───── MATERIAL TO PROCESS ─────
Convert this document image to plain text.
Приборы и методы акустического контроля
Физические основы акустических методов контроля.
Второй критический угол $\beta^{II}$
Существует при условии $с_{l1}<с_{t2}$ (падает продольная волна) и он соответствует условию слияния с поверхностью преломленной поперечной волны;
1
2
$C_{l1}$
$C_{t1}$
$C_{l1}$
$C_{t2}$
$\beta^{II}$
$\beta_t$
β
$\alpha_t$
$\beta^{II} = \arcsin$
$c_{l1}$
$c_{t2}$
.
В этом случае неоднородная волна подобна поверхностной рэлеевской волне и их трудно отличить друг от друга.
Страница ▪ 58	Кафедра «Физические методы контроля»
─────
TASK TO CARRY OUT
Copy out each record, keeping every word as it is.

TASK RESPONSE
Convert this document image to plain text.
Приборы и методы акустического контроля
Физические основы акустических методов контроля.
Второй критический угол $\beta^{II}$
Существует при условии $с_{l1}<с_{t2}$ (падает продольная волна) и он соответствует условию слияния с поверхностью преломленной поперечной волны;
1
2
$C_{l1}$
$C_{t1}$
$C_{l1}$
$C_{t2}$
$\beta^{II}$
$\beta_t$
β
$\alpha_t$
$\beta^{II} = \arcsin$
$c_{l1}$
$c_{t2}$
.
В этом случае неоднородная волна подобна поверхностной рэлеевской волне и их трудно отличить друг от друга.
Страница ▪ 58	Кафедра «Физические методы контроля»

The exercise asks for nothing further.